▸ **WHAT IS ASKED**
In the data below, find every line with the string "this" and pull it out.
== DATASET ROWS ==
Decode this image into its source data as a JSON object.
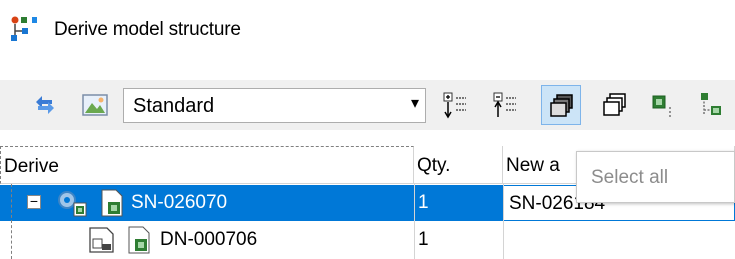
===
== DATASET ROWS ==
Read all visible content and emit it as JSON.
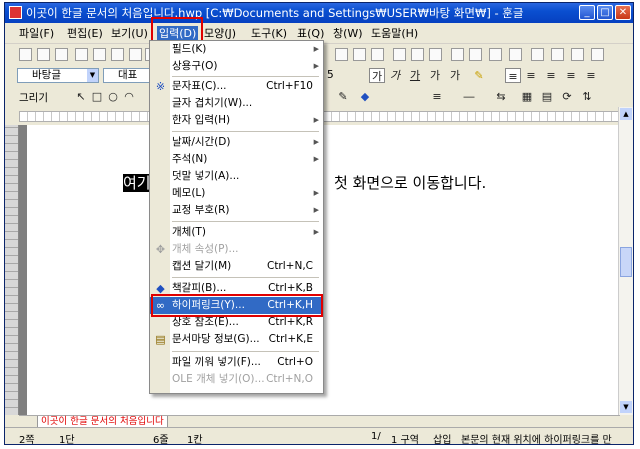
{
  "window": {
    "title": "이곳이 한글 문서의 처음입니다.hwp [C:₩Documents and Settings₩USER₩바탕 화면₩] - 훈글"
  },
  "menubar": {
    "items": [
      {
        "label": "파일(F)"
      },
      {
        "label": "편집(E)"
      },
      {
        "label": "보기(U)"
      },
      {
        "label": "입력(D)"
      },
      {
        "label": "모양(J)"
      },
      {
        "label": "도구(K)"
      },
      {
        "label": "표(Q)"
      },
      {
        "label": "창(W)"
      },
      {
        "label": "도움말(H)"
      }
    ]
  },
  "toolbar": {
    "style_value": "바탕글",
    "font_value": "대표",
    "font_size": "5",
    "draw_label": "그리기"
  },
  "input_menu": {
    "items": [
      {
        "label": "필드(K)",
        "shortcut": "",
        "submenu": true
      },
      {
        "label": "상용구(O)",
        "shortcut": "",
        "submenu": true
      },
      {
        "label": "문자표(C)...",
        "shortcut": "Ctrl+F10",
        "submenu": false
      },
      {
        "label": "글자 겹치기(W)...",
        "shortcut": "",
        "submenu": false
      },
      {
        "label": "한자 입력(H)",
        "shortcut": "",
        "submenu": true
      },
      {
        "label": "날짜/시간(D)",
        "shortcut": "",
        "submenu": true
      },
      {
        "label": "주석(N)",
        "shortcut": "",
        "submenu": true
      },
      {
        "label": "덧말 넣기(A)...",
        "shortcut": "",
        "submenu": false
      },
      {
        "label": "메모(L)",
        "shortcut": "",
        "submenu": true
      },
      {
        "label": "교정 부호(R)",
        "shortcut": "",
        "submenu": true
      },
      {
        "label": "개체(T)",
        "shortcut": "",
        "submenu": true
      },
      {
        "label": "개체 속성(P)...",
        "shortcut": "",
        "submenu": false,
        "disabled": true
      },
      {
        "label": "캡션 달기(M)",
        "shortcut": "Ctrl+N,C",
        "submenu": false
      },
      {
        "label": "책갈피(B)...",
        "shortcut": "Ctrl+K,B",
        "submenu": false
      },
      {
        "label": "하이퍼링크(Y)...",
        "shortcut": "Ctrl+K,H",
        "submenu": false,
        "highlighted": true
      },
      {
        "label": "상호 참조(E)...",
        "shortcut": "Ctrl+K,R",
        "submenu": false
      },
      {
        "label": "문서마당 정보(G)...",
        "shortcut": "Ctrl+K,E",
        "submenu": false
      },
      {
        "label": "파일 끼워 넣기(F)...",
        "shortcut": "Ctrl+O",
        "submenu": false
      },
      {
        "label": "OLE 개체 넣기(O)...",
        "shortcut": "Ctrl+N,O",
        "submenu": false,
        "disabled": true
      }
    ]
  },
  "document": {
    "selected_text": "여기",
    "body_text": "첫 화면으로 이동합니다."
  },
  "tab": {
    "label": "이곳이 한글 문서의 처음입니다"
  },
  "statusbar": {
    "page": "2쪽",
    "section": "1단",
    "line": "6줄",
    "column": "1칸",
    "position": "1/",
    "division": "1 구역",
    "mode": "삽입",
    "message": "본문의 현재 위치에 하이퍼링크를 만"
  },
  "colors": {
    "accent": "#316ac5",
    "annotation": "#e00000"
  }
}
===
== DATASET ROWS ==
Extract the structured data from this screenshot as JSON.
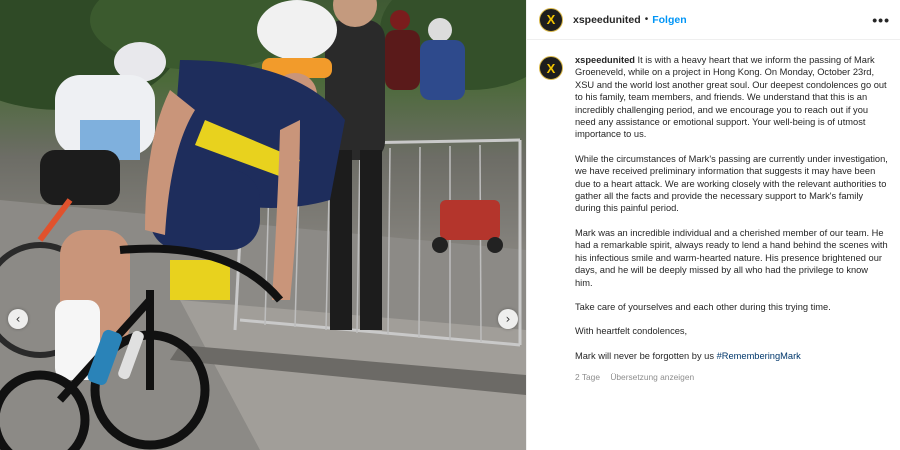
===
▸ **EXERCISE RESPONSE**
Decode this image into its source data as a JSON object.
Extract the structured data from this screenshot as JSON.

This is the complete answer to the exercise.